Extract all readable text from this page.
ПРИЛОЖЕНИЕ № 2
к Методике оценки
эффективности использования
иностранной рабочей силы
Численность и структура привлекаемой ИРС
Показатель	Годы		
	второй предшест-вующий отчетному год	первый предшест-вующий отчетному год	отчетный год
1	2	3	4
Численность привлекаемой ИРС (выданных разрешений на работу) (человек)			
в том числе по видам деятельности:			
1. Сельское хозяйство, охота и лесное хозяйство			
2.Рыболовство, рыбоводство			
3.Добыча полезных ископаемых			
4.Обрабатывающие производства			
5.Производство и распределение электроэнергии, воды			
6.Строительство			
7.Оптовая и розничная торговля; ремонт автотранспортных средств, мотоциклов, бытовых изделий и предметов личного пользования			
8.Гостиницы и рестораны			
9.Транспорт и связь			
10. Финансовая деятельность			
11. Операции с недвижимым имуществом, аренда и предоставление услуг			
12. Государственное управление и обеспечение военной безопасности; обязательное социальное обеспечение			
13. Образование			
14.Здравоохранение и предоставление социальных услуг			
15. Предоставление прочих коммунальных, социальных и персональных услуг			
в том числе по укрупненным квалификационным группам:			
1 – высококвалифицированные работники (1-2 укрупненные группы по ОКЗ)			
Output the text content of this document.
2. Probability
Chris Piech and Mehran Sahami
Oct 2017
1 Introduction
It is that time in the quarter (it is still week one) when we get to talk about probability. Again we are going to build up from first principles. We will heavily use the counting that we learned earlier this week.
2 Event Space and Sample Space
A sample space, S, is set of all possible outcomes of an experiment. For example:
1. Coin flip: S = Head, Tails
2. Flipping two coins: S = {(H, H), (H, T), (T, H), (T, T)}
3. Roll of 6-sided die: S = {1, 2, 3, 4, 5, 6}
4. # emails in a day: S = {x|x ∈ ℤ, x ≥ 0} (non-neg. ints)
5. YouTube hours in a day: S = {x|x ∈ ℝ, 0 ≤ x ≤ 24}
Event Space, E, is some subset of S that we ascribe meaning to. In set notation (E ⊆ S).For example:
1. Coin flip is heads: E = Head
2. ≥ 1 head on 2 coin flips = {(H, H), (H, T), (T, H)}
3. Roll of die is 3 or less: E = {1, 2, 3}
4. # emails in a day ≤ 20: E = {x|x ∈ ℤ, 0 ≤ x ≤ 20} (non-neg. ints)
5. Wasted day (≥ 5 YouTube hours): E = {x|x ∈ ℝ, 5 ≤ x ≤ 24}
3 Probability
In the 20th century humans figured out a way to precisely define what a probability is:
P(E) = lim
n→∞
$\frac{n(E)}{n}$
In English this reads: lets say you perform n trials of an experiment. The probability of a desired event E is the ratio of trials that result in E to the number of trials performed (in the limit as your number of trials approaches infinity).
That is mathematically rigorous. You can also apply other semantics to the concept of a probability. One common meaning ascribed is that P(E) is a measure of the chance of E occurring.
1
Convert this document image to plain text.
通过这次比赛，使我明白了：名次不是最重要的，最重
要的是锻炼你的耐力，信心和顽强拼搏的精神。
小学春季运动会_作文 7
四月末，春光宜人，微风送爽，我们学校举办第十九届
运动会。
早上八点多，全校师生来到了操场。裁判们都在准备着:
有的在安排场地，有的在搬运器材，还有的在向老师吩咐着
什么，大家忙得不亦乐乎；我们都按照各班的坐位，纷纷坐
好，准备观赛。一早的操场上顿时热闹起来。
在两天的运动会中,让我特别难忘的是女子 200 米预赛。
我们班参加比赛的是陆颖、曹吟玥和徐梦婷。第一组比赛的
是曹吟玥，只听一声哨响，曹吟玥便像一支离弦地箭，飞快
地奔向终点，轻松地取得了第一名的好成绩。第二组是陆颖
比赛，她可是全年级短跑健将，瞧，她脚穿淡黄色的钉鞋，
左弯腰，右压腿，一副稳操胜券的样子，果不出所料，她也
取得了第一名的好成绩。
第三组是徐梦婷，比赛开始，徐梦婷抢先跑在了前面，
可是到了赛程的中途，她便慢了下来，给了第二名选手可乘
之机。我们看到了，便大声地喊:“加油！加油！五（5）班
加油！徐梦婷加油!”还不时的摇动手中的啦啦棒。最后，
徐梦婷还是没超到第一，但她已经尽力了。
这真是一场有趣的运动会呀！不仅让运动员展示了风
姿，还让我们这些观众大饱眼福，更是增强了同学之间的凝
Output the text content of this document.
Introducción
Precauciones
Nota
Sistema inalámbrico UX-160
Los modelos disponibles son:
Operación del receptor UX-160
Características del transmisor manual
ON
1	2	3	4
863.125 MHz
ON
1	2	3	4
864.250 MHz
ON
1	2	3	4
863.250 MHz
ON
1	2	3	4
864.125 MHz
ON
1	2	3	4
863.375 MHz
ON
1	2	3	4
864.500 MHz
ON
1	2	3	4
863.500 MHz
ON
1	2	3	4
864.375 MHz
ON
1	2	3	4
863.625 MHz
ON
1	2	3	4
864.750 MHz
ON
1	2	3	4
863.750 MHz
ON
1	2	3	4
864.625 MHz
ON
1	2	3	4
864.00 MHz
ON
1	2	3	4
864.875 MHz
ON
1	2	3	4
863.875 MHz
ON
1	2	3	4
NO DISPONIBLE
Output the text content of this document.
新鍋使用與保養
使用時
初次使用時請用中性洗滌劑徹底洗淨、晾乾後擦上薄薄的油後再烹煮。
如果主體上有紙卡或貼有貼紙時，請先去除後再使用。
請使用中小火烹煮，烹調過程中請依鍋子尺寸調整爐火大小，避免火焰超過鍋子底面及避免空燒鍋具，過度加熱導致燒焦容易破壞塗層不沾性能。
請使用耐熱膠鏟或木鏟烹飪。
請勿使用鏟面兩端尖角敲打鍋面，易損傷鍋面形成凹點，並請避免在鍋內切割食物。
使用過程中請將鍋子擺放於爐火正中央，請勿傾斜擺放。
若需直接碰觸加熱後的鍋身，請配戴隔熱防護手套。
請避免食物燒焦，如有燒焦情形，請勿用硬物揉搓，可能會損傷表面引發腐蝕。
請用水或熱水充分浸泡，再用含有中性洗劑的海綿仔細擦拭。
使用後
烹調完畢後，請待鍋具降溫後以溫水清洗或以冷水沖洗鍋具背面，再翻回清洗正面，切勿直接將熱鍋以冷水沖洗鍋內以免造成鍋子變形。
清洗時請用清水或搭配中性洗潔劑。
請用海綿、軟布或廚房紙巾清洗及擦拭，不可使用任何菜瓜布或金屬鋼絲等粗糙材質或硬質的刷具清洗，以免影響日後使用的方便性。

## Problem description
Return the full listing, character for character.

## Task result
Extract all readable text from this page.
ПРИЛОЖЕНИЕ № 2
к Методике оценки
эффективности использования
иностранной рабочей силы
Численность и структура привлекаемой ИРС
Показатель	Годы		
	второй предшест-вующий отчетному год	первый предшест-вующий отчетному год	отчетный год
1	2	3	4
Численность привлекаемой ИРС (выданных разрешений на работу) (человек)			
в том числе по видам деятельности:			
1. Сельское хозяйство, охота и лесное хозяйство			
2.Рыболовство, рыбоводство			
3.Добыча полезных ископаемых			
4.Обрабатывающие производства			
5.Производство и распределение электроэнергии, воды			
6.Строительство			
7.Оптовая и розничная торговля; ремонт автотранспортных средств, мотоциклов, бытовых изделий и предметов личного пользования			
8.Гостиницы и рестораны			
9.Транспорт и связь			
10. Финансовая деятельность			
11. Операции с недвижимым имуществом, аренда и предоставление услуг			
12. Государственное управление и обеспечение военной безопасности; обязательное социальное обеспечение			
13. Образование			
14.Здравоохранение и предоставление социальных услуг			
15. Предоставление прочих коммунальных, социальных и персональных услуг			
в том числе по укрупненным квалификационным группам:			
1 – высококвалифицированные работники (1-2 укрупненные группы по ОКЗ)			
Output the text content of this document.
2. Probability
Chris Piech and Mehran Sahami
Oct 2017
1 Introduction
It is that time in the quarter (it is still week one) when we get to talk about probability. Again we are going to build up from first principles. We will heavily use the counting that we learned earlier this week.
2 Event Space and Sample Space
A sample space, S, is set of all possible outcomes of an experiment. For example:
1. Coin flip: S = Head, Tails
2. Flipping two coins: S = {(H, H), (H, T), (T, H), (T, T)}
3. Roll of 6-sided die: S = {1, 2, 3, 4, 5, 6}
4. # emails in a day: S = {x|x ∈ ℤ, x ≥ 0} (non-neg. ints)
5. YouTube hours in a day: S = {x|x ∈ ℝ, 0 ≤ x ≤ 24}
Event Space, E, is some subset of S that we ascribe meaning to. In set notation (E ⊆ S).For example:
1. Coin flip is heads: E = Head
2. ≥ 1 head on 2 coin flips = {(H, H), (H, T), (T, H)}
3. Roll of die is 3 or less: E = {1, 2, 3}
4. # emails in a day ≤ 20: E = {x|x ∈ ℤ, 0 ≤ x ≤ 20} (non-neg. ints)
5. Wasted day (≥ 5 YouTube hours): E = {x|x ∈ ℝ, 5 ≤ x ≤ 24}
3 Probability
In the 20th century humans figured out a way to precisely define what a probability is:
P(E) = lim
n→∞
$\frac{n(E)}{n}$
In English this reads: lets say you perform n trials of an experiment. The probability of a desired event E is the ratio of trials that result in E to the number of trials performed (in the limit as your number of trials approaches infinity).
That is mathematically rigorous. You can also apply other semantics to the concept of a probability. One common meaning ascribed is that P(E) is a measure of the chance of E occurring.
1
Convert this document image to plain text.
通过这次比赛，使我明白了：名次不是最重要的，最重
要的是锻炼你的耐力，信心和顽强拼搏的精神。
小学春季运动会_作文 7
四月末，春光宜人，微风送爽，我们学校举办第十九届
运动会。
早上八点多，全校师生来到了操场。裁判们都在准备着:
有的在安排场地，有的在搬运器材，还有的在向老师吩咐着
什么，大家忙得不亦乐乎；我们都按照各班的坐位，纷纷坐
好，准备观赛。一早的操场上顿时热闹起来。
在两天的运动会中,让我特别难忘的是女子 200 米预赛。
我们班参加比赛的是陆颖、曹吟玥和徐梦婷。第一组比赛的
是曹吟玥，只听一声哨响，曹吟玥便像一支离弦地箭，飞快
地奔向终点，轻松地取得了第一名的好成绩。第二组是陆颖
比赛，她可是全年级短跑健将，瞧，她脚穿淡黄色的钉鞋，
左弯腰，右压腿，一副稳操胜券的样子，果不出所料，她也
取得了第一名的好成绩。
第三组是徐梦婷，比赛开始，徐梦婷抢先跑在了前面，
可是到了赛程的中途，她便慢了下来，给了第二名选手可乘
之机。我们看到了，便大声地喊:“加油！加油！五（5）班
加油！徐梦婷加油!”还不时的摇动手中的啦啦棒。最后，
徐梦婷还是没超到第一，但她已经尽力了。
这真是一场有趣的运动会呀！不仅让运动员展示了风
姿，还让我们这些观众大饱眼福，更是增强了同学之间的凝
Output the text content of this document.
Introducción
Precauciones
Nota
Sistema inalámbrico UX-160
Los modelos disponibles son:
Operación del receptor UX-160
Características del transmisor manual
ON
1	2	3	4
863.125 MHz
ON
1	2	3	4
864.250 MHz
ON
1	2	3	4
863.250 MHz
ON
1	2	3	4
864.125 MHz
ON
1	2	3	4
863.375 MHz
ON
1	2	3	4
864.500 MHz
ON
1	2	3	4
863.500 MHz
ON
1	2	3	4
864.375 MHz
ON
1	2	3	4
863.625 MHz
ON
1	2	3	4
864.750 MHz
ON
1	2	3	4
863.750 MHz
ON
1	2	3	4
864.625 MHz
ON
1	2	3	4
864.00 MHz
ON
1	2	3	4
864.875 MHz
ON
1	2	3	4
863.875 MHz
ON
1	2	3	4
NO DISPONIBLE
Output the text content of this document.
新鍋使用與保養
使用時
初次使用時請用中性洗滌劑徹底洗淨、晾乾後擦上薄薄的油後再烹煮。
如果主體上有紙卡或貼有貼紙時，請先去除後再使用。
請使用中小火烹煮，烹調過程中請依鍋子尺寸調整爐火大小，避免火焰超過鍋子底面及避免空燒鍋具，過度加熱導致燒焦容易破壞塗層不沾性能。
請使用耐熱膠鏟或木鏟烹飪。
請勿使用鏟面兩端尖角敲打鍋面，易損傷鍋面形成凹點，並請避免在鍋內切割食物。
使用過程中請將鍋子擺放於爐火正中央，請勿傾斜擺放。
若需直接碰觸加熱後的鍋身，請配戴隔熱防護手套。
請避免食物燒焦，如有燒焦情形，請勿用硬物揉搓，可能會損傷表面引發腐蝕。
請用水或熱水充分浸泡，再用含有中性洗劑的海綿仔細擦拭。
使用後
烹調完畢後，請待鍋具降溫後以溫水清洗或以冷水沖洗鍋具背面，再翻回清洗正面，切勿直接將熱鍋以冷水沖洗鍋內以免造成鍋子變形。
清洗時請用清水或搭配中性洗潔劑。
請用海綿、軟布或廚房紙巾清洗及擦拭，不可使用任何菜瓜布或金屬鋼絲等粗糙材質或硬質的刷具清洗，以免影響日後使用的方便性。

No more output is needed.